What to do = Copy all lines below containing "算学宝鉴".

Excerpted records =
▬▬▬

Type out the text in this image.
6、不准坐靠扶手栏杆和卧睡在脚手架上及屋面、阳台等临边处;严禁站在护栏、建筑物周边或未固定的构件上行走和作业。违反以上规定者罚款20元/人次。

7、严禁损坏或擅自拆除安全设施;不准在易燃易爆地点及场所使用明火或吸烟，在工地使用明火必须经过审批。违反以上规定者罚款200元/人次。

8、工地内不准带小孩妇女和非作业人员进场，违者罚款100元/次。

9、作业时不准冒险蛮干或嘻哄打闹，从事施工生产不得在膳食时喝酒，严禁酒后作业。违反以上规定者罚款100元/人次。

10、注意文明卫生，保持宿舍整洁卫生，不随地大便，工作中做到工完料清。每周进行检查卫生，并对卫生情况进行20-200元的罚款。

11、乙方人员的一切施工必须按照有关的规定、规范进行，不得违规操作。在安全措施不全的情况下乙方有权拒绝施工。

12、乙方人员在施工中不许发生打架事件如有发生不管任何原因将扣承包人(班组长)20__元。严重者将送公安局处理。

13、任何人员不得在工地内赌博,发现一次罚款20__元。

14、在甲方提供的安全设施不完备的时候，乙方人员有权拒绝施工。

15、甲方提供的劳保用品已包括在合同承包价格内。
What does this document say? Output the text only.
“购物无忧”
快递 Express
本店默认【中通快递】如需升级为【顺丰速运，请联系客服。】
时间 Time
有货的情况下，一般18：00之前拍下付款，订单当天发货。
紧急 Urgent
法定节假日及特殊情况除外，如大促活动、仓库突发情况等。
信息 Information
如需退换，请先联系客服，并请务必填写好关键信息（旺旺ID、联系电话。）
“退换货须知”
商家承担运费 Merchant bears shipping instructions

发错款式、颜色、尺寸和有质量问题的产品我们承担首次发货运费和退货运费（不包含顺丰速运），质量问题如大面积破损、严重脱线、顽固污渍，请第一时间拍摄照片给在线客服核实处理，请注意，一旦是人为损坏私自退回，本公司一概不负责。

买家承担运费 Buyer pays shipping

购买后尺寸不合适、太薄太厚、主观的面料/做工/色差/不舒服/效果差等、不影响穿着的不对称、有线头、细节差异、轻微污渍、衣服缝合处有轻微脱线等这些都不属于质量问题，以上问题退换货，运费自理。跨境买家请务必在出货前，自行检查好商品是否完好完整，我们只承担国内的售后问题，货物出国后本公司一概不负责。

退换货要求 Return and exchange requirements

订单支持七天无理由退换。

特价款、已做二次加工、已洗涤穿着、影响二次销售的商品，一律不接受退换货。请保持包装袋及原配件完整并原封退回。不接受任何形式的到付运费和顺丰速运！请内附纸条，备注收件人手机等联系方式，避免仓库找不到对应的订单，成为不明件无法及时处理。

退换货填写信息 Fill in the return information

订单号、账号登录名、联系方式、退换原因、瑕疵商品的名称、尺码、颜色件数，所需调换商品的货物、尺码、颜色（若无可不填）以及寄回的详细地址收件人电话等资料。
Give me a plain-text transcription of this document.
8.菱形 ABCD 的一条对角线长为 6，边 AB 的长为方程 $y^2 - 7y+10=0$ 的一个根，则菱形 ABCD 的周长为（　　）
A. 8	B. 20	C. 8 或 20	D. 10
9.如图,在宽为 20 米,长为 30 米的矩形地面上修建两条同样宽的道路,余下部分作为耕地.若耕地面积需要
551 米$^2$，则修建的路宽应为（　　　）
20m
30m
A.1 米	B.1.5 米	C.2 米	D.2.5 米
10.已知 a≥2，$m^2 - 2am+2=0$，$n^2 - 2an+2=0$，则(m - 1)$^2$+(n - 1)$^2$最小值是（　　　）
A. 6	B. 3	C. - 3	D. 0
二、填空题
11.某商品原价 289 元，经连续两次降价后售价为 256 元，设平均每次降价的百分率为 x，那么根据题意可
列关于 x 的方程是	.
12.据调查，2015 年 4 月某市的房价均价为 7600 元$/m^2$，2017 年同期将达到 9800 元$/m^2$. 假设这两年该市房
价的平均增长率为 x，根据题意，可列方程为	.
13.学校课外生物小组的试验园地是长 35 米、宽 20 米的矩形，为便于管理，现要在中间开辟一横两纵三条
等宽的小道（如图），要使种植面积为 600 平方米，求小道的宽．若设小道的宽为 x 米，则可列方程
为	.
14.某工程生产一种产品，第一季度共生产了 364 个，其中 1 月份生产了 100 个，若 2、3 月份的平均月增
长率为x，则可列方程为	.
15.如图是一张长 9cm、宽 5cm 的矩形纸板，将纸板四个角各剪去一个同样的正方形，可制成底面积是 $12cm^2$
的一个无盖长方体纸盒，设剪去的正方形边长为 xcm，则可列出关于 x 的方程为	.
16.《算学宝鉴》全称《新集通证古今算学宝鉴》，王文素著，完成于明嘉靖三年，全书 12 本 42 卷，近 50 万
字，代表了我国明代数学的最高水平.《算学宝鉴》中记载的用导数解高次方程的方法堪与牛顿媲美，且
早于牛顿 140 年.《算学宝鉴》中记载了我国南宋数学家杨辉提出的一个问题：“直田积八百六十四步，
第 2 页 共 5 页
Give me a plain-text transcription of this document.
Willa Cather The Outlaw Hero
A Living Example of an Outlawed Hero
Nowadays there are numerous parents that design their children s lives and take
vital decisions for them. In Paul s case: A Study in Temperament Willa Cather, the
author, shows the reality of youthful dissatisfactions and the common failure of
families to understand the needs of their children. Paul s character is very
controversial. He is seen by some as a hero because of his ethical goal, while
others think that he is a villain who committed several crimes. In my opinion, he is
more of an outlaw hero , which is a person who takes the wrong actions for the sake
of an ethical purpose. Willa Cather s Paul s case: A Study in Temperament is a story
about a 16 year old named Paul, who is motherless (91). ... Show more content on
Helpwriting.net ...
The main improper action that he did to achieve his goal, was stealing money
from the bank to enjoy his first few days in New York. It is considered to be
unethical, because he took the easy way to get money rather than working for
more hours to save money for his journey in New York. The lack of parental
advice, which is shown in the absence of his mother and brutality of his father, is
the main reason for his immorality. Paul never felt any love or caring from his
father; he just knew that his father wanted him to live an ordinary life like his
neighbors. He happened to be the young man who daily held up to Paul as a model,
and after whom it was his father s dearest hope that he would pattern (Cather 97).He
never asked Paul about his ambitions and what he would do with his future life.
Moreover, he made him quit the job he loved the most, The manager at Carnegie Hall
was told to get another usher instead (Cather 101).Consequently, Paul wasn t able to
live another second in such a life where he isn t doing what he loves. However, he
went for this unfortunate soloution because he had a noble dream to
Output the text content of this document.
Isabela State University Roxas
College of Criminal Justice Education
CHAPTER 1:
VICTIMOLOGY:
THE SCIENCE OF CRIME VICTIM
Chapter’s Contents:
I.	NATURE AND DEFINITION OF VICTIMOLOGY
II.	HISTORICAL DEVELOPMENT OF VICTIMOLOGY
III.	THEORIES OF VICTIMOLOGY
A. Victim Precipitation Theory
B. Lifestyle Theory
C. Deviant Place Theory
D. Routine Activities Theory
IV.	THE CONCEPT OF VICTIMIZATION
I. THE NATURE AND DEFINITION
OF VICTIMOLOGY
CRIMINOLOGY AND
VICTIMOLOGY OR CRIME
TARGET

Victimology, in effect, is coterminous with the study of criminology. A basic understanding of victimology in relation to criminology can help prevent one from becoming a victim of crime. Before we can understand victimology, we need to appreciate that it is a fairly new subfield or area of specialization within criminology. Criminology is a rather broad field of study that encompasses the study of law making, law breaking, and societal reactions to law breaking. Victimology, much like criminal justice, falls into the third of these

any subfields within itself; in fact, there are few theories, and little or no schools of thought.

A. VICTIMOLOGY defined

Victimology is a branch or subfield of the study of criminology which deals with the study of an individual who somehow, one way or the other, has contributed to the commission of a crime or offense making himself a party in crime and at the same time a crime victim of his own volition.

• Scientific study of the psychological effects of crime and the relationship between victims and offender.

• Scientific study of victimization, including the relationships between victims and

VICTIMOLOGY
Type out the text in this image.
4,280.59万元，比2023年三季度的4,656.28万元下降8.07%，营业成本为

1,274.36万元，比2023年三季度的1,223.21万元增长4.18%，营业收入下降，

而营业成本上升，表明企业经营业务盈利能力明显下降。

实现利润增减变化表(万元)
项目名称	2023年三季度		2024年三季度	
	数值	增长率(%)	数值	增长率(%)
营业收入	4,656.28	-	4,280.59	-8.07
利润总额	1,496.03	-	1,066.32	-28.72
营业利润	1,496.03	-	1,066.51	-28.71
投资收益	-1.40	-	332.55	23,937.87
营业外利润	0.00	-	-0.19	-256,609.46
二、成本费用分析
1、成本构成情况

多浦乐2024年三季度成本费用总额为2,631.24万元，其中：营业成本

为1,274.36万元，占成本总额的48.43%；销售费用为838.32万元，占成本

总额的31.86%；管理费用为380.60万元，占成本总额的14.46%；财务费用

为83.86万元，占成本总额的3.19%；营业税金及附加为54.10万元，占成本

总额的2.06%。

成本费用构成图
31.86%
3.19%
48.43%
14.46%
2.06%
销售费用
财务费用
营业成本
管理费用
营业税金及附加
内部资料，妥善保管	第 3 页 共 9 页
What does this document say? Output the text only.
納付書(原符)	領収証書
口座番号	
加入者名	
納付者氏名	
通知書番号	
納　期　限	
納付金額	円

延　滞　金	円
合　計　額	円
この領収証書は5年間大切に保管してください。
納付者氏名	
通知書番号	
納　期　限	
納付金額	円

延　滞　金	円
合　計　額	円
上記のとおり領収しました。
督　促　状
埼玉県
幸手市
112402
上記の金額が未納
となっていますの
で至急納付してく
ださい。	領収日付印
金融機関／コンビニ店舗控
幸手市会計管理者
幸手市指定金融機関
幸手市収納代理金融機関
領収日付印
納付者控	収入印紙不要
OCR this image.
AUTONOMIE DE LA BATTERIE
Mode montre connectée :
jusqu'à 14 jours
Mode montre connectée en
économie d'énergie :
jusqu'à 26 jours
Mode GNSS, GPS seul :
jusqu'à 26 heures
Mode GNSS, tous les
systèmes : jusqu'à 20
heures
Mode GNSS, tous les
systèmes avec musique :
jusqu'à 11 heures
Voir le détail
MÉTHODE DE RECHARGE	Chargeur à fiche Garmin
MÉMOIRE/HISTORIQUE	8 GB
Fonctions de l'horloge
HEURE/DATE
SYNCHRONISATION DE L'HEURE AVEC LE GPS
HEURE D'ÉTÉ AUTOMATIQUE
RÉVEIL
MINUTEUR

▬▬▬

Expected answer =
16.《算学宝鉴》全称《新集通证古今算学宝鉴》，王文素著，完成于明嘉靖三年，全书 12 本 42 卷，近 50 万
字，代表了我国明代数学的最高水平.《算学宝鉴》中记载的用导数解高次方程的方法堪与牛顿媲美，且
早于牛顿 140 年.《算学宝鉴》中记载了我国南宋数学家杨辉提出的一个问题：“直田积八百六十四步，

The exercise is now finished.